[BEGIN]
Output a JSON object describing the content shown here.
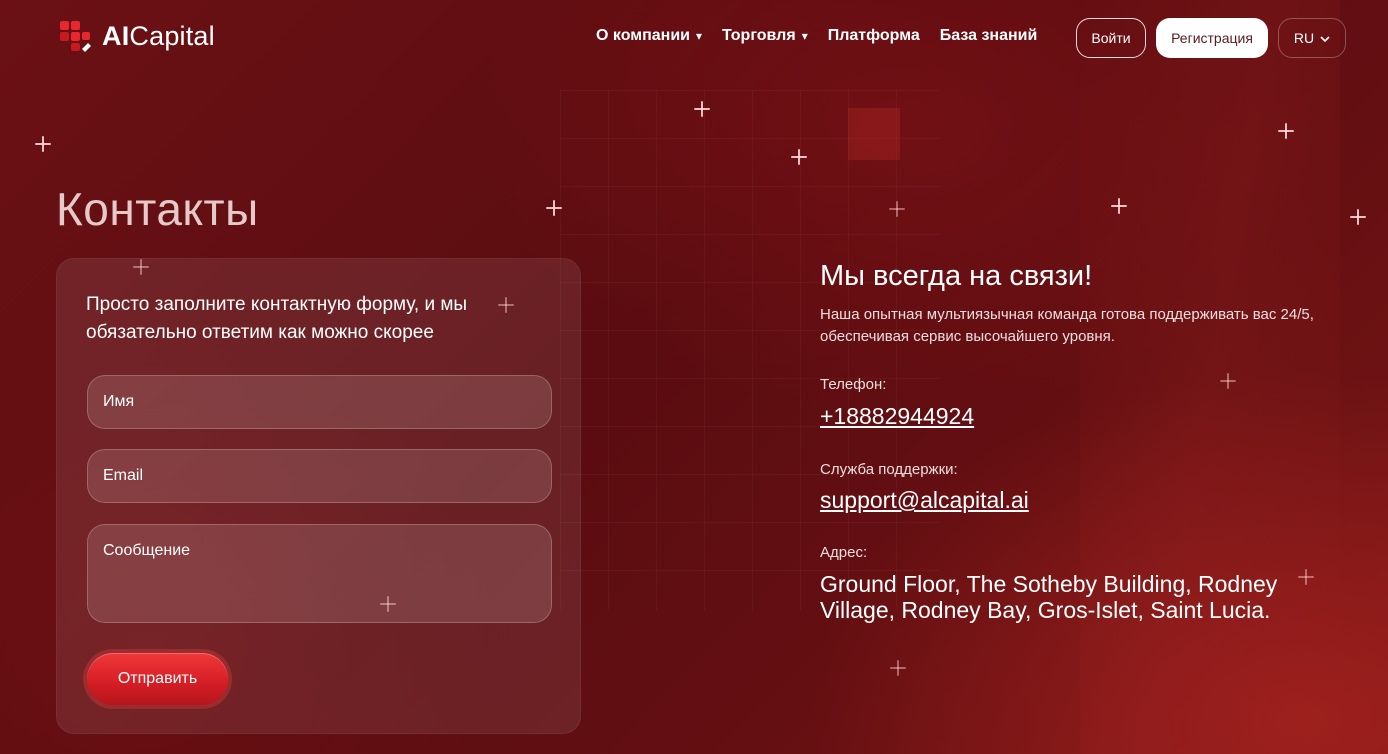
{
  "header": {
    "logo_prefix": "AI",
    "logo_suffix": "Capital",
    "nav": [
      {
        "label": "О компании",
        "caret": "▾"
      },
      {
        "label": "Торговля",
        "caret": "▾"
      },
      {
        "label": "Платформа"
      },
      {
        "label": "База знаний"
      }
    ],
    "login_label": "Войти",
    "register_label": "Регистрация",
    "language": "RU"
  },
  "page_title": "Контакты",
  "form": {
    "intro": "Просто заполните контактную форму, и мы обязательно ответим как можно скорее",
    "name_placeholder": "Имя",
    "email_placeholder": "Email",
    "message_placeholder": "Сообщение",
    "submit_label": "Отправить"
  },
  "contact": {
    "heading": "Мы всегда на связи!",
    "description": "Наша опытная мультиязычная команда готова поддерживать вас 24/5, обеспечивая сервис высочайшего уровня.",
    "phone_label": "Телефон:",
    "phone": "+18882944924",
    "support_label": "Служба поддержки:",
    "support_email": "support@alcapital.ai",
    "address_label": "Адрес:",
    "address": "Ground Floor, The Sotheby Building, Rodney Village, Rodney Bay, Gros-Islet, Saint Lucia."
  },
  "colors": {
    "background": "#5e0d10",
    "accent": "#e02a2e",
    "logo_red": "#e8262d"
  }
}
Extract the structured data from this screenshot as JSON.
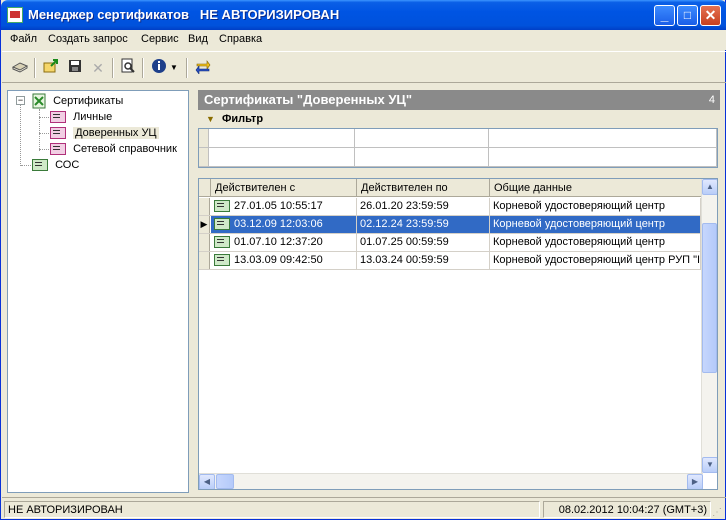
[END]
**AIM OF THE TASK**
Can the entries above be repeated exactly, without their pictures?

**OUTPUT OF THE EXERCISE**
Output a JSON object describing the content shown here.
{
  "header": {
    "logo_prefix": "AI",
    "logo_suffix": "Capital",
    "nav": [
      {
        "label": "О компании",
        "caret": "▾"
      },
      {
        "label": "Торговля",
        "caret": "▾"
      },
      {
        "label": "Платформа"
      },
      {
        "label": "База знаний"
      }
    ],
    "login_label": "Войти",
    "register_label": "Регистрация",
    "language": "RU"
  },
  "page_title": "Контакты",
  "form": {
    "intro": "Просто заполните контактную форму, и мы обязательно ответим как можно скорее",
    "name_placeholder": "Имя",
    "email_placeholder": "Email",
    "message_placeholder": "Сообщение",
    "submit_label": "Отправить"
  },
  "contact": {
    "heading": "Мы всегда на связи!",
    "description": "Наша опытная мультиязычная команда готова поддерживать вас 24/5, обеспечивая сервис высочайшего уровня.",
    "phone_label": "Телефон:",
    "phone": "+18882944924",
    "support_label": "Служба поддержки:",
    "support_email": "support@alcapital.ai",
    "address_label": "Адрес:",
    "address": "Ground Floor, The Sotheby Building, Rodney Village, Rodney Bay, Gros-Islet, Saint Lucia."
  },
  "colors": {
    "background": "#5e0d10",
    "accent": "#e02a2e",
    "logo_red": "#e8262d"
  }
}
Extract the structured data from this screenshot as JSON.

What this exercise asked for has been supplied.